- [GOAL OF THE EXERCISE] Leave out the pictures and transcribe everything else exactly.

-- Start --

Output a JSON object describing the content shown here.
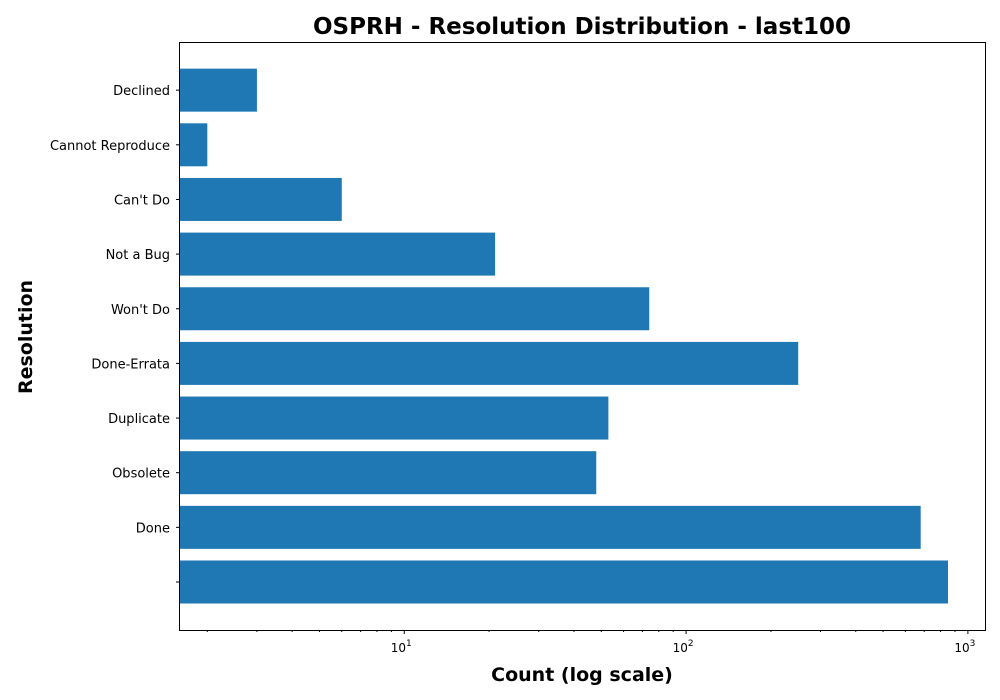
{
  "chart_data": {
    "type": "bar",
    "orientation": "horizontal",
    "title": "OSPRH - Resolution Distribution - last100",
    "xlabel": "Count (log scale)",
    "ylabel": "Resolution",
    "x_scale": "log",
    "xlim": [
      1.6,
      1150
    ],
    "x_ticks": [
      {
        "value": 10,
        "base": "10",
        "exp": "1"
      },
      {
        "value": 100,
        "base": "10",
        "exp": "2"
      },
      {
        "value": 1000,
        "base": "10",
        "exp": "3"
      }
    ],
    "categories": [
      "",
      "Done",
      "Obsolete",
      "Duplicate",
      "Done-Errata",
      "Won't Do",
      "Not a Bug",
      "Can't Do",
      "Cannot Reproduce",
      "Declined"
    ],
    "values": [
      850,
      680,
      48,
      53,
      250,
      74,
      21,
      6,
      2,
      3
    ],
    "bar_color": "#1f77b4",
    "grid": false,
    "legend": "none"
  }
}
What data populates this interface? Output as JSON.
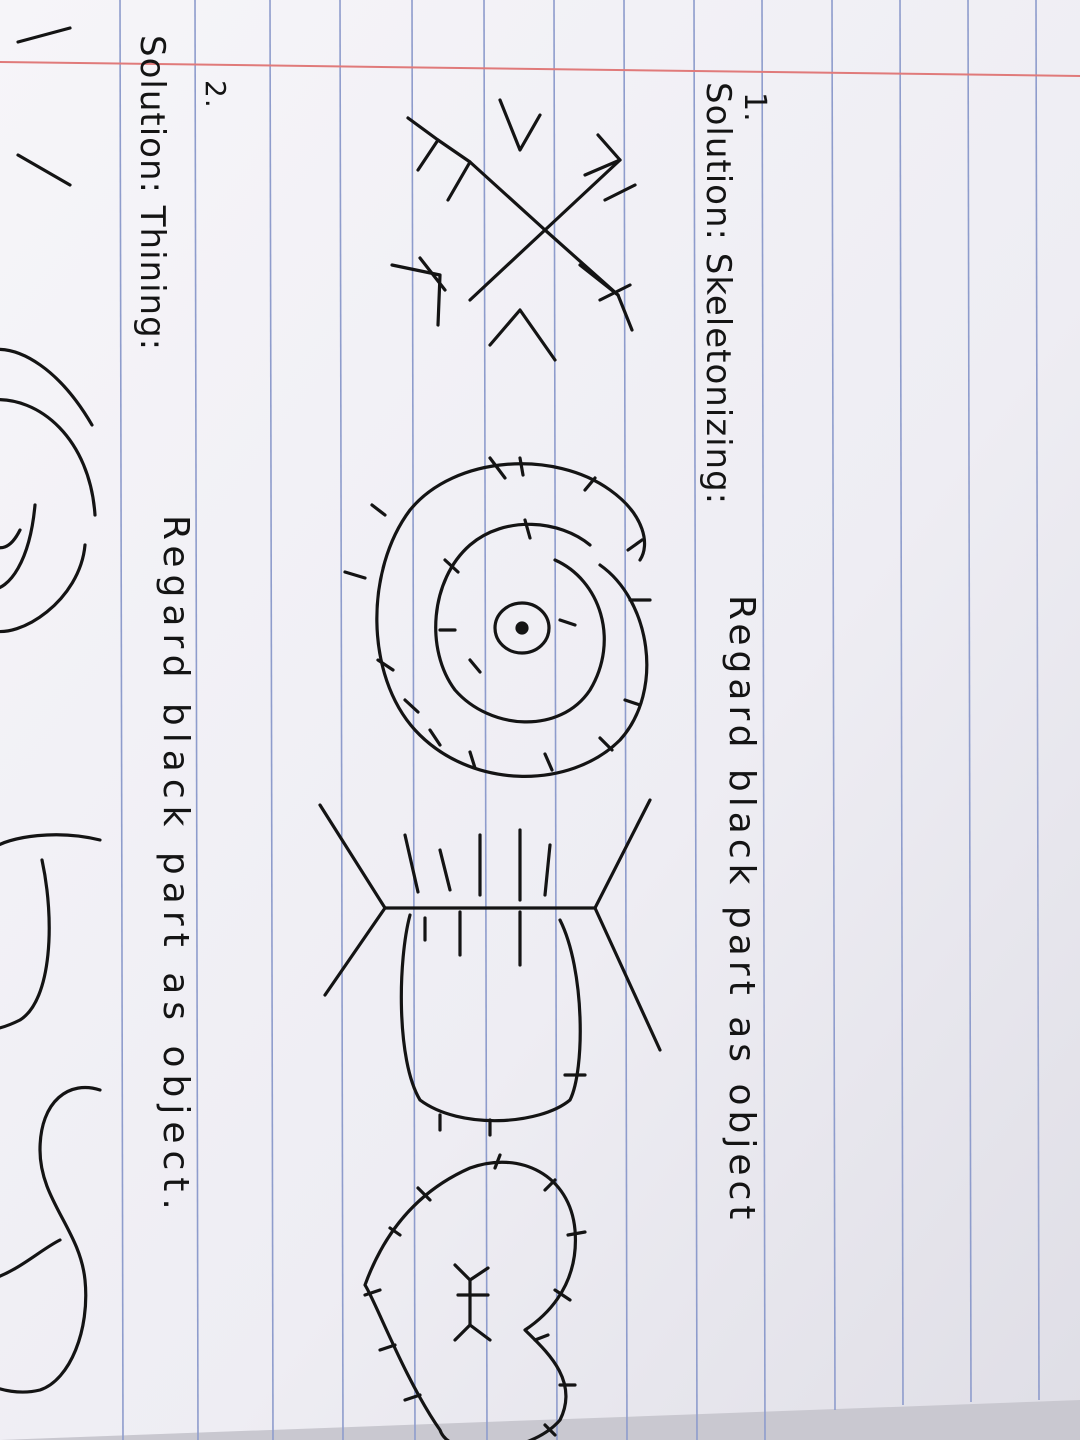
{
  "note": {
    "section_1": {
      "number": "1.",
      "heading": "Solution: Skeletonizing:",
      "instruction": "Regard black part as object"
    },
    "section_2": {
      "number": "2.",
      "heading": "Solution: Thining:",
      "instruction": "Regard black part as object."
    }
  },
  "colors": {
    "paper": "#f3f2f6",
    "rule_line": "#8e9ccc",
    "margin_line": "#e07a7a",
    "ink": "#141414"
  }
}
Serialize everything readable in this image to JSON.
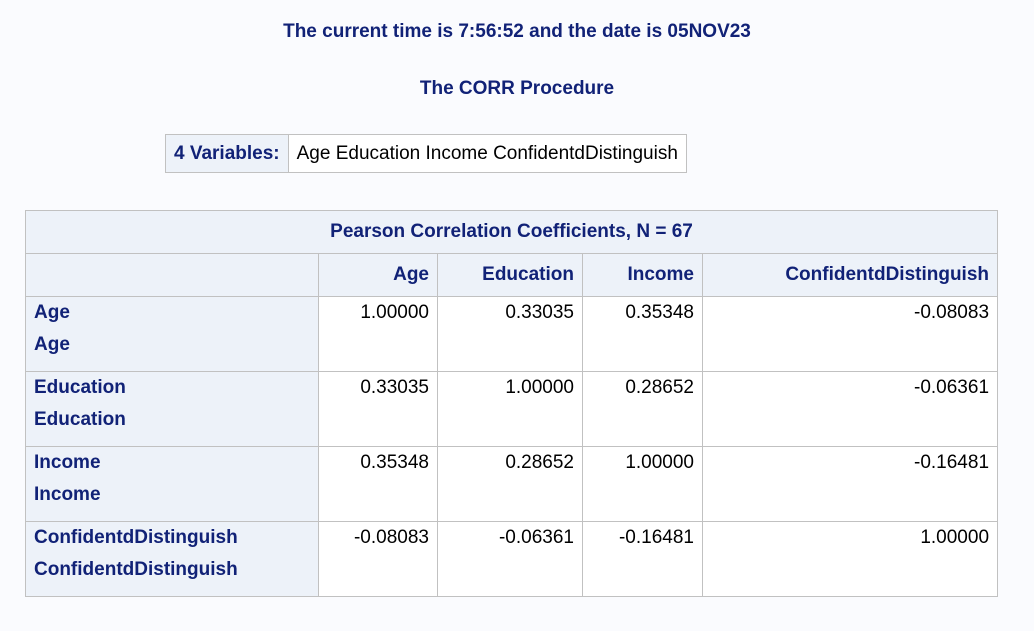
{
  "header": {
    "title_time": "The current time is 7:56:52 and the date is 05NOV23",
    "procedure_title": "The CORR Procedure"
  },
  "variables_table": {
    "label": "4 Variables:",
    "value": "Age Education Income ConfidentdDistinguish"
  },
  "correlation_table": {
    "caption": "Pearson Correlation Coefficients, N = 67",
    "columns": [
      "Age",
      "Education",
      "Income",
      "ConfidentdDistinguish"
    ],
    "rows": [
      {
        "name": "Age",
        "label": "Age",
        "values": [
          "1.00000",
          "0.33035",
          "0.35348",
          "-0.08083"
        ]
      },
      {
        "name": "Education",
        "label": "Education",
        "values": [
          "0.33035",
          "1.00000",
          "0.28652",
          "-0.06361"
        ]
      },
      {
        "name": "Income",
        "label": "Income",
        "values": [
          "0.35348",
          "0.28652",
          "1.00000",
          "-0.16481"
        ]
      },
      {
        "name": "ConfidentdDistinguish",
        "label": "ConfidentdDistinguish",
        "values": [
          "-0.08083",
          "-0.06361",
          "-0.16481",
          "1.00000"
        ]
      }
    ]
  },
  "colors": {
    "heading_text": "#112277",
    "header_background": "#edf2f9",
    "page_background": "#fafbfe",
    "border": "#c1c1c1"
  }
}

-- End --

- [PROBLEM SOLUTION]
Output a JSON object describing the content shown here.
{
  "chart_data": {
    "type": "bar",
    "orientation": "horizontal",
    "title": "OSPRH - Resolution Distribution - last100",
    "xlabel": "Count (log scale)",
    "ylabel": "Resolution",
    "x_scale": "log",
    "xlim": [
      1.6,
      1150
    ],
    "x_ticks": [
      {
        "value": 10,
        "base": "10",
        "exp": "1"
      },
      {
        "value": 100,
        "base": "10",
        "exp": "2"
      },
      {
        "value": 1000,
        "base": "10",
        "exp": "3"
      }
    ],
    "categories": [
      "",
      "Done",
      "Obsolete",
      "Duplicate",
      "Done-Errata",
      "Won't Do",
      "Not a Bug",
      "Can't Do",
      "Cannot Reproduce",
      "Declined"
    ],
    "values": [
      850,
      680,
      48,
      53,
      250,
      74,
      21,
      6,
      2,
      3
    ],
    "bar_color": "#1f77b4",
    "grid": false,
    "legend": "none"
  }
}
What data populates this interface? Output as JSON.
{
  "note": {
    "section_1": {
      "number": "1.",
      "heading": "Solution: Skeletonizing:",
      "instruction": "Regard black part as object"
    },
    "section_2": {
      "number": "2.",
      "heading": "Solution: Thining:",
      "instruction": "Regard black part as object."
    }
  },
  "colors": {
    "paper": "#f3f2f6",
    "rule_line": "#8e9ccc",
    "margin_line": "#e07a7a",
    "ink": "#141414"
  }
}
Serialize everything readable in this image to JSON.
{
  "header": {
    "title_time": "The current time is 7:56:52 and the date is 05NOV23",
    "procedure_title": "The CORR Procedure"
  },
  "variables_table": {
    "label": "4 Variables:",
    "value": "Age Education Income ConfidentdDistinguish"
  },
  "correlation_table": {
    "caption": "Pearson Correlation Coefficients, N = 67",
    "columns": [
      "Age",
      "Education",
      "Income",
      "ConfidentdDistinguish"
    ],
    "rows": [
      {
        "name": "Age",
        "label": "Age",
        "values": [
          "1.00000",
          "0.33035",
          "0.35348",
          "-0.08083"
        ]
      },
      {
        "name": "Education",
        "label": "Education",
        "values": [
          "0.33035",
          "1.00000",
          "0.28652",
          "-0.06361"
        ]
      },
      {
        "name": "Income",
        "label": "Income",
        "values": [
          "0.35348",
          "0.28652",
          "1.00000",
          "-0.16481"
        ]
      },
      {
        "name": "ConfidentdDistinguish",
        "label": "ConfidentdDistinguish",
        "values": [
          "-0.08083",
          "-0.06361",
          "-0.16481",
          "1.00000"
        ]
      }
    ]
  },
  "colors": {
    "heading_text": "#112277",
    "header_background": "#edf2f9",
    "page_background": "#fafbfe",
    "border": "#c1c1c1"
  }
}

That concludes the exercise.